• _WHAT NEEDS TO BE DONE_:
Write out each record again exactly as it stands.

• _DATASET ROWS_:
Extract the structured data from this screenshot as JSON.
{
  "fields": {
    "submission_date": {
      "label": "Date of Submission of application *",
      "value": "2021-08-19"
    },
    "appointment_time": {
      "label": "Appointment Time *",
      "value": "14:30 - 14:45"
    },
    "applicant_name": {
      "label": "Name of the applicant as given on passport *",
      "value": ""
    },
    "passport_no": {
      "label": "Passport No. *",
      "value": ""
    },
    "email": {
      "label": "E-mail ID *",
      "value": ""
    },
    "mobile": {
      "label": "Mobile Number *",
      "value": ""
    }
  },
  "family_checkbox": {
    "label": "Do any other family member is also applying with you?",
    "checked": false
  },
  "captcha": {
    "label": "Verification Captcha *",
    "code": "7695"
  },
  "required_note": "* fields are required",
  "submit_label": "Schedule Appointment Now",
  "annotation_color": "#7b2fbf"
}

• _THE SOLUTION_:
Extract the structured data from this screenshot as JSON.
{
  "fields": {
    "submission_date": {
      "label": "Date of Submission of application *",
      "value": "2021-08-19"
    },
    "appointment_time": {
      "label": "Appointment Time *",
      "value": "14:30 - 14:45"
    },
    "applicant_name": {
      "label": "Name of the applicant as given on passport *",
      "value": ""
    },
    "passport_no": {
      "label": "Passport No. *",
      "value": ""
    },
    "email": {
      "label": "E-mail ID *",
      "value": ""
    },
    "mobile": {
      "label": "Mobile Number *",
      "value": ""
    }
  },
  "family_checkbox": {
    "label": "Do any other family member is also applying with you?",
    "checked": false
  },
  "captcha": {
    "label": "Verification Captcha *",
    "code": "7695"
  },
  "required_note": "* fields are required",
  "submit_label": "Schedule Appointment Now",
  "annotation_color": "#7b2fbf"
}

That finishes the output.